• **TASK BRIEF**:
Arrange the material as a numbered list, starting at the line containing "Identify all the" and ending at the line containing "donut-slice-btc[interactable] <box>568 192". Omit blank lines and pictures.

• **EXTRACTED MATERIAL**:
********************
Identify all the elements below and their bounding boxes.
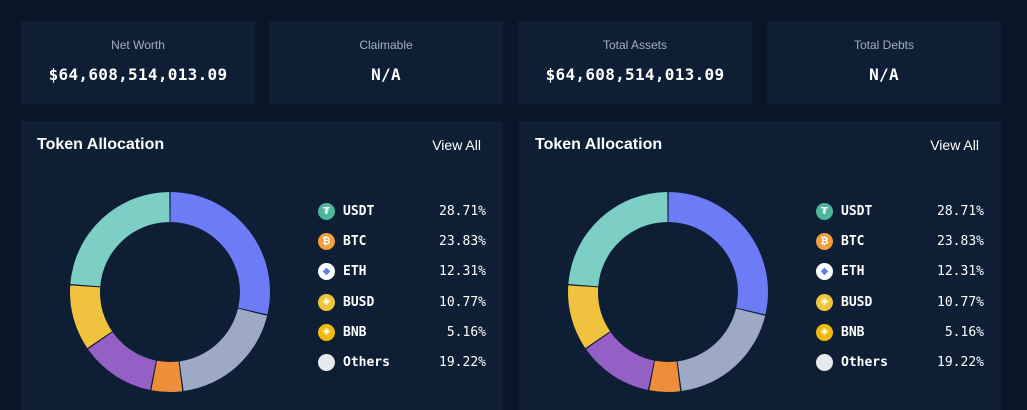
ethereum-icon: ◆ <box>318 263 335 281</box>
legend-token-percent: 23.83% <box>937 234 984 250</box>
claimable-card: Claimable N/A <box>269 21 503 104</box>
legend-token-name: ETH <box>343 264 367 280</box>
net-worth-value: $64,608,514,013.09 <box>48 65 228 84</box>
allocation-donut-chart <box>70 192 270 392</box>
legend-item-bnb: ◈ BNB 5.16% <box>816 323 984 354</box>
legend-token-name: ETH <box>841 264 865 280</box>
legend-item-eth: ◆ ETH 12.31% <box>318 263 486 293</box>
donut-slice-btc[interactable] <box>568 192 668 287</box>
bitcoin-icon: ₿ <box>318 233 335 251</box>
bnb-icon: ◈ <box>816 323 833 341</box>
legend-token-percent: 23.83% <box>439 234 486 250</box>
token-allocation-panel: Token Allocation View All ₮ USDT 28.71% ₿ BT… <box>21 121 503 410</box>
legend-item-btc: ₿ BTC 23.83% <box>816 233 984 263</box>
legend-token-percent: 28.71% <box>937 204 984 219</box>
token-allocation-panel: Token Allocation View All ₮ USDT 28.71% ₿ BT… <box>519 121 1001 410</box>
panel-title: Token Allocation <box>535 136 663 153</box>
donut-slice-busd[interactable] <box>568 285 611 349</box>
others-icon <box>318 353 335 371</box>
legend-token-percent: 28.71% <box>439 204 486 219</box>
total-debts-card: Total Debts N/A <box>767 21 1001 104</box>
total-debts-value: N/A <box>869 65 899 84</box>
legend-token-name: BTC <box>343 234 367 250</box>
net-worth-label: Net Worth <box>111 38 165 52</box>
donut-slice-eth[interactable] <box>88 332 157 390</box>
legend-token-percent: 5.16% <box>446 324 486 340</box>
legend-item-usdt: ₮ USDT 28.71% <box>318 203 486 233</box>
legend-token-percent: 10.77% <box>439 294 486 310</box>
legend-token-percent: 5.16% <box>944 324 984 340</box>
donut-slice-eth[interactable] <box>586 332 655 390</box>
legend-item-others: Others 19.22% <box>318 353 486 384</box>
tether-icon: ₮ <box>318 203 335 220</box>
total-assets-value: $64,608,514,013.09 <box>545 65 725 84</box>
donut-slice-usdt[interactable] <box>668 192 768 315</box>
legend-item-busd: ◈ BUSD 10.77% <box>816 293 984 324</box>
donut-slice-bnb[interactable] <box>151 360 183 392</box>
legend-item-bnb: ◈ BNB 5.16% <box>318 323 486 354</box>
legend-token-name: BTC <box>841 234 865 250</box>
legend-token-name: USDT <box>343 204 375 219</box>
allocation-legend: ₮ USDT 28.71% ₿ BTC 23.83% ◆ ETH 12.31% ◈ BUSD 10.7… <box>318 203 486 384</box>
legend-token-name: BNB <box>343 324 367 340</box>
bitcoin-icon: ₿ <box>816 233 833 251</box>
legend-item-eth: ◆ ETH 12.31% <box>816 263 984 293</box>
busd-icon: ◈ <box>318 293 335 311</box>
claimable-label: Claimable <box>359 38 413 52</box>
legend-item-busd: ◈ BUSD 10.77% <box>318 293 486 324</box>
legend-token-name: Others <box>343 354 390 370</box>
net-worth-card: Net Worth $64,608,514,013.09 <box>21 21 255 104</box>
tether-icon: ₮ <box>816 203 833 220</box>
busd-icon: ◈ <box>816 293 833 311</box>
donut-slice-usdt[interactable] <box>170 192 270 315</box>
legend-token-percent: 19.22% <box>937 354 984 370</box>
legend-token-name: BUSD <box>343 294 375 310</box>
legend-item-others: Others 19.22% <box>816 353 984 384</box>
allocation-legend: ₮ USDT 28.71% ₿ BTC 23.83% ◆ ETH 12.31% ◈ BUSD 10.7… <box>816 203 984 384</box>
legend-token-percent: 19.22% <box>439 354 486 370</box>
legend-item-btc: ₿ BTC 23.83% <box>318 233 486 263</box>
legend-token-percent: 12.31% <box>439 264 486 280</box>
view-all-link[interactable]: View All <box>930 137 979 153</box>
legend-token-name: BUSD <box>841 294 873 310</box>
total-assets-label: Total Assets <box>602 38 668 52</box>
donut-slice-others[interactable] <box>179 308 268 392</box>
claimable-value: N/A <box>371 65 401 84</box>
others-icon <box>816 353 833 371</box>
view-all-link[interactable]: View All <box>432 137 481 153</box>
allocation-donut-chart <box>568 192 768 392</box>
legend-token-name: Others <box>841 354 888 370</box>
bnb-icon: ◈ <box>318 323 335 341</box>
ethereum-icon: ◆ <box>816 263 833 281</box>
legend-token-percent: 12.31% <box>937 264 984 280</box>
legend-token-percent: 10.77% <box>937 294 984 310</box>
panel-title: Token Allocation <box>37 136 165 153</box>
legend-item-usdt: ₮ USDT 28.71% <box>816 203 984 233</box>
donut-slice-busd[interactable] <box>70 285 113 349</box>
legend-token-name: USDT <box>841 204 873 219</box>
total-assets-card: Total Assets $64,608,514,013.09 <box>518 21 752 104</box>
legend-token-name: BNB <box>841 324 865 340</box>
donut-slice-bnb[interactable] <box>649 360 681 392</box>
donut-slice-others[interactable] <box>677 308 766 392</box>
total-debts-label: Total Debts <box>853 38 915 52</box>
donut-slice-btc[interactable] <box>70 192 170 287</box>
********************
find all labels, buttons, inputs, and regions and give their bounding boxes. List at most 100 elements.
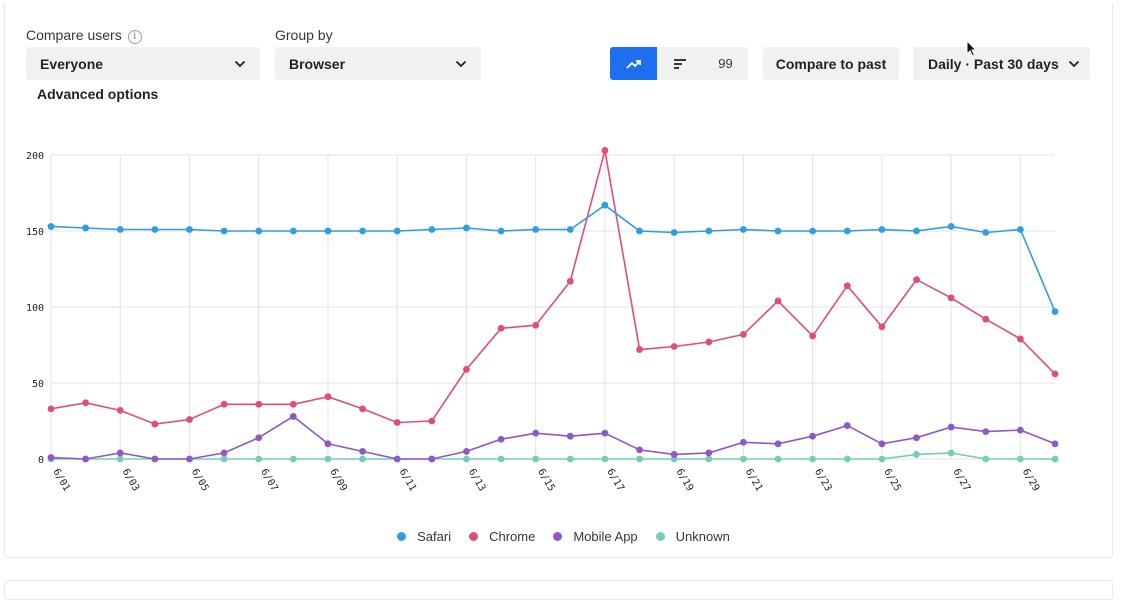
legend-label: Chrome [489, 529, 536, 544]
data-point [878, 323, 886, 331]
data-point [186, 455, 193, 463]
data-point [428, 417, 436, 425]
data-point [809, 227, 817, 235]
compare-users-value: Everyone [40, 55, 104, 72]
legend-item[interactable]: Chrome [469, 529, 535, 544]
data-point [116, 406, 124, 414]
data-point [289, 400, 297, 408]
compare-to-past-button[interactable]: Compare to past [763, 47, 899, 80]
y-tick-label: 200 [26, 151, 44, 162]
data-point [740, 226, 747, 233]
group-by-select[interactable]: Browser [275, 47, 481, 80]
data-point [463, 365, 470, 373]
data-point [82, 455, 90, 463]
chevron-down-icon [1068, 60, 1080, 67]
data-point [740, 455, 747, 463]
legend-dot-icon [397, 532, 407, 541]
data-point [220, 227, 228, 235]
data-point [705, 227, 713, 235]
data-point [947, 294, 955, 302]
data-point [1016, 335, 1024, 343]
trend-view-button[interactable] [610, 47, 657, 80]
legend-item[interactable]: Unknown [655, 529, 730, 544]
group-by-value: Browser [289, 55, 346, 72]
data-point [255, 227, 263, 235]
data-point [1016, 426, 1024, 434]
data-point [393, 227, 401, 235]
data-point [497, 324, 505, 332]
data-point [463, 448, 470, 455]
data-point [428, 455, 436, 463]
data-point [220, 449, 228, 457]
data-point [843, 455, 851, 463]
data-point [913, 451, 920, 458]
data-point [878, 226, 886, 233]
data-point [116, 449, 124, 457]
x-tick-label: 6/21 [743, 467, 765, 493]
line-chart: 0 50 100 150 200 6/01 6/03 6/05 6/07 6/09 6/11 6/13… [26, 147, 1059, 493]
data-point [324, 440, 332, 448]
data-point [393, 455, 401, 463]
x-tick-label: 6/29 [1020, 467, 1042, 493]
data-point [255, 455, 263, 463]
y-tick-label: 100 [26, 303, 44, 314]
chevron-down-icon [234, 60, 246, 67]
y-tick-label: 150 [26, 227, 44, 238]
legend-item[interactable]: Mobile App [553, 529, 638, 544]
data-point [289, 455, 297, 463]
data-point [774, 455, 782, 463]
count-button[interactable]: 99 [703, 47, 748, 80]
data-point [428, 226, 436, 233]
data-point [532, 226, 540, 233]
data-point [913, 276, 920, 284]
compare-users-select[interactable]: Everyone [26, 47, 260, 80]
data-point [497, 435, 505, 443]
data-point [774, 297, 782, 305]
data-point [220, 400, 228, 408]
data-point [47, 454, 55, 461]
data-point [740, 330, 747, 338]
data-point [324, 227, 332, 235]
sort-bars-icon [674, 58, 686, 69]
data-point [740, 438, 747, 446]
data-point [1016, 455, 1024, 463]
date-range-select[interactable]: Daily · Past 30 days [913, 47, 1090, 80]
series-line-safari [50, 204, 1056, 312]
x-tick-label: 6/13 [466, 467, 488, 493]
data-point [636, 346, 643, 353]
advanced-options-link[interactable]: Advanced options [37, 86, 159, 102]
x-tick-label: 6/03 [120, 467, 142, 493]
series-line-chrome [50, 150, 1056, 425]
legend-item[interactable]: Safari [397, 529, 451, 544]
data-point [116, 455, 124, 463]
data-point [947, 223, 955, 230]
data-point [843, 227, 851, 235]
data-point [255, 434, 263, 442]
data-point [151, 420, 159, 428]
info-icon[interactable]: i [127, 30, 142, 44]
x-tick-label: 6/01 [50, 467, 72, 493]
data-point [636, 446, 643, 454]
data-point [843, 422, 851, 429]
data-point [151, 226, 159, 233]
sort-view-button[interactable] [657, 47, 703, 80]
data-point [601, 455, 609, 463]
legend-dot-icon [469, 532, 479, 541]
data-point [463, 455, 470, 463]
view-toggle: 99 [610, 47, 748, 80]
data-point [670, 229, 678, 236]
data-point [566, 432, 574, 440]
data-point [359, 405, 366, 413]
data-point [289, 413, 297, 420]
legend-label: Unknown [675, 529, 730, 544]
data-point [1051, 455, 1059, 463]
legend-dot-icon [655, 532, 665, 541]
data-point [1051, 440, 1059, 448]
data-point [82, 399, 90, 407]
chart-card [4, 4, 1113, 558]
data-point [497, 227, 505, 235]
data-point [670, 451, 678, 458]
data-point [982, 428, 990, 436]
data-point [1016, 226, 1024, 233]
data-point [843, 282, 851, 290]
********************
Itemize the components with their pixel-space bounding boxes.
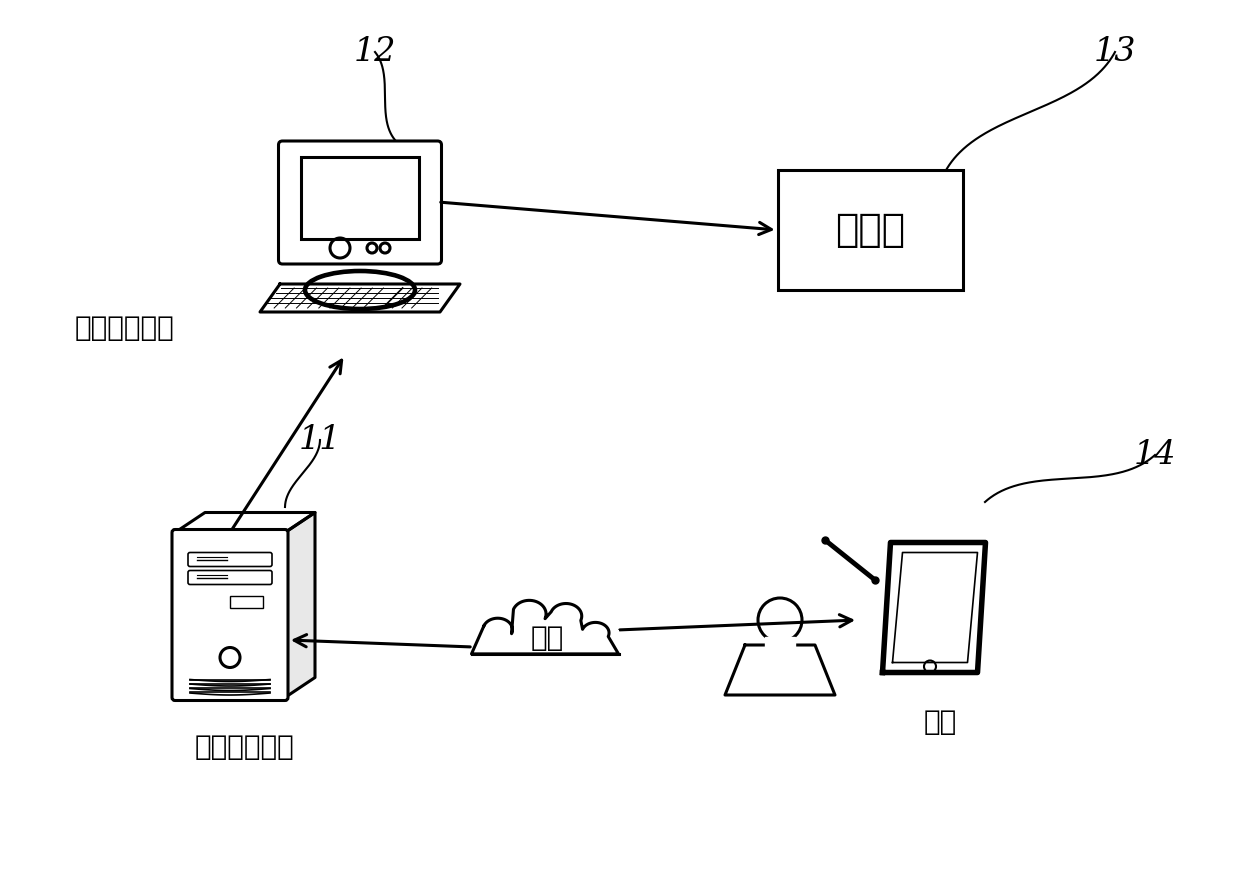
********************
• **OUTPUT OF THE TASK**:
1. Identify all the elements below and their bounding boxes.
2. ethereum-icon: ◆ <box>318 263 335 281</box>
3. legend-token-percent: 23.83% <box>937 234 984 250</box>
4. claimable-card: Claimable N/A <box>269 21 503 104</box>
5. legend-token-name: ETH <box>343 264 367 280</box>
6. net-worth-value: $64,608,514,013.09 <box>48 65 228 84</box>
7. allocation-donut-chart <box>70 192 270 392</box>
8. legend-item-bnb: ◈ BNB 5.16% <box>816 323 984 354</box>
9. legend-token-name: ETH <box>841 264 865 280</box>
10. legend-item-eth: ◆ ETH 12.31% <box>318 263 486 293</box>
11. donut-slice-btc[interactable] <box>568 192 668 287</box>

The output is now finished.